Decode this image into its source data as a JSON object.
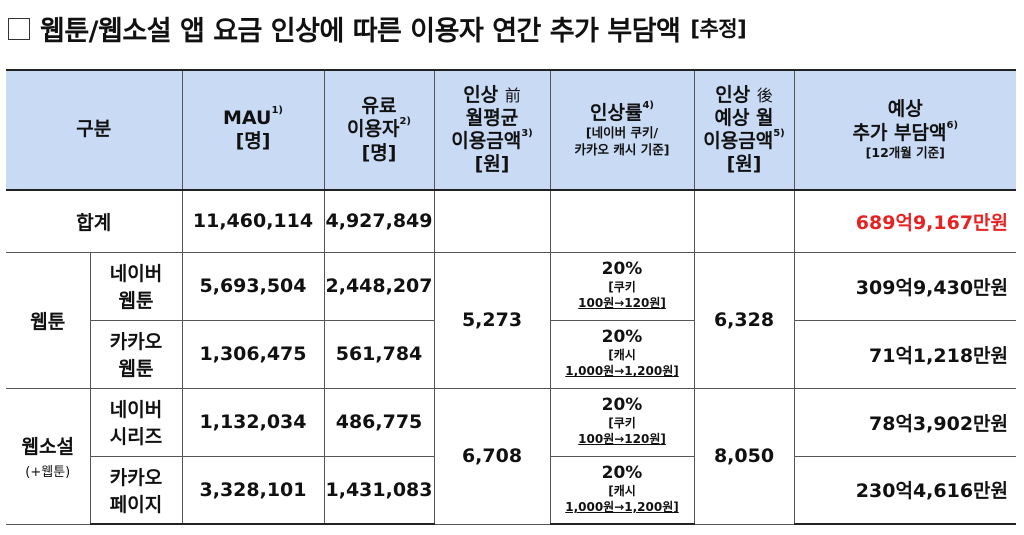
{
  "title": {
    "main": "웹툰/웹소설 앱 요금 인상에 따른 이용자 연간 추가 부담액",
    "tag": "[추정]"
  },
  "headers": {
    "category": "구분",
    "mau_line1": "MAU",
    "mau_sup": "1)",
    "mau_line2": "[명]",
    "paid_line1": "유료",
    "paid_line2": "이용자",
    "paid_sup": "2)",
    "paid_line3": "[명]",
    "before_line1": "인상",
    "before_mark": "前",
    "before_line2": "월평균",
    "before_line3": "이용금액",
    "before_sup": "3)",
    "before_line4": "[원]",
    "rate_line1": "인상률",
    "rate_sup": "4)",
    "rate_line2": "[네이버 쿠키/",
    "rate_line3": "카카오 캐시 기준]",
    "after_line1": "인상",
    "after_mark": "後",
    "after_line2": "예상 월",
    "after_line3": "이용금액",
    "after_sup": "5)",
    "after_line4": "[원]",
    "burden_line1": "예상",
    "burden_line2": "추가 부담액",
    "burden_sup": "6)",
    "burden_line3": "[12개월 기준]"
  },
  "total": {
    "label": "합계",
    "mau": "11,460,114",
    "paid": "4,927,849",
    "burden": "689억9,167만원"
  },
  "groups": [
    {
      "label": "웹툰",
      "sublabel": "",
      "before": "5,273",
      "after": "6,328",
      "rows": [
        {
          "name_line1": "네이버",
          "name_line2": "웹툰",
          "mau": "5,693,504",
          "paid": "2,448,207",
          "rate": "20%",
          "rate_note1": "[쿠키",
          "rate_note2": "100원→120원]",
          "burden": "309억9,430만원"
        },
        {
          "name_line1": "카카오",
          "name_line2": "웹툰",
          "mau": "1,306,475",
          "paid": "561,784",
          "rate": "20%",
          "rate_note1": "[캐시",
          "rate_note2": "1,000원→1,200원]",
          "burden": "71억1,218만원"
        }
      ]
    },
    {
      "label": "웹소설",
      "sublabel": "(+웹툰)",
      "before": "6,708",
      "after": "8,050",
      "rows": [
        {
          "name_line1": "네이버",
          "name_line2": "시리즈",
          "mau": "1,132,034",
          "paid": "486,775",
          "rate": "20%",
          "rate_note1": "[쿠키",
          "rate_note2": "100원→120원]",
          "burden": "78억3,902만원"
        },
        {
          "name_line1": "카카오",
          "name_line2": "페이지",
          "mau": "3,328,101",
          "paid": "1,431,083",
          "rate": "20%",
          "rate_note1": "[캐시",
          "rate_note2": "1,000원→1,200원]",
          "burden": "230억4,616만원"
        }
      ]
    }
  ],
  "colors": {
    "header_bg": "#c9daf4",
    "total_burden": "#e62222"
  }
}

◇ ◇ ◇

Print each line of the material above exactly, with the pictures removed from your copy.

- COMPLETED EXERCISE -
Decode this image into its source data as a JSON object.
{
  "title": {
    "main": "웹툰/웹소설 앱 요금 인상에 따른 이용자 연간 추가 부담액",
    "tag": "[추정]"
  },
  "headers": {
    "category": "구분",
    "mau_line1": "MAU",
    "mau_sup": "1)",
    "mau_line2": "[명]",
    "paid_line1": "유료",
    "paid_line2": "이용자",
    "paid_sup": "2)",
    "paid_line3": "[명]",
    "before_line1": "인상",
    "before_mark": "前",
    "before_line2": "월평균",
    "before_line3": "이용금액",
    "before_sup": "3)",
    "before_line4": "[원]",
    "rate_line1": "인상률",
    "rate_sup": "4)",
    "rate_line2": "[네이버 쿠키/",
    "rate_line3": "카카오 캐시 기준]",
    "after_line1": "인상",
    "after_mark": "後",
    "after_line2": "예상 월",
    "after_line3": "이용금액",
    "after_sup": "5)",
    "after_line4": "[원]",
    "burden_line1": "예상",
    "burden_line2": "추가 부담액",
    "burden_sup": "6)",
    "burden_line3": "[12개월 기준]"
  },
  "total": {
    "label": "합계",
    "mau": "11,460,114",
    "paid": "4,927,849",
    "burden": "689억9,167만원"
  },
  "groups": [
    {
      "label": "웹툰",
      "sublabel": "",
      "before": "5,273",
      "after": "6,328",
      "rows": [
        {
          "name_line1": "네이버",
          "name_line2": "웹툰",
          "mau": "5,693,504",
          "paid": "2,448,207",
          "rate": "20%",
          "rate_note1": "[쿠키",
          "rate_note2": "100원→120원]",
          "burden": "309억9,430만원"
        },
        {
          "name_line1": "카카오",
          "name_line2": "웹툰",
          "mau": "1,306,475",
          "paid": "561,784",
          "rate": "20%",
          "rate_note1": "[캐시",
          "rate_note2": "1,000원→1,200원]",
          "burden": "71억1,218만원"
        }
      ]
    },
    {
      "label": "웹소설",
      "sublabel": "(+웹툰)",
      "before": "6,708",
      "after": "8,050",
      "rows": [
        {
          "name_line1": "네이버",
          "name_line2": "시리즈",
          "mau": "1,132,034",
          "paid": "486,775",
          "rate": "20%",
          "rate_note1": "[쿠키",
          "rate_note2": "100원→120원]",
          "burden": "78억3,902만원"
        },
        {
          "name_line1": "카카오",
          "name_line2": "페이지",
          "mau": "3,328,101",
          "paid": "1,431,083",
          "rate": "20%",
          "rate_note1": "[캐시",
          "rate_note2": "1,000원→1,200원]",
          "burden": "230억4,616만원"
        }
      ]
    }
  ],
  "colors": {
    "header_bg": "#c9daf4",
    "total_burden": "#e62222"
  }
}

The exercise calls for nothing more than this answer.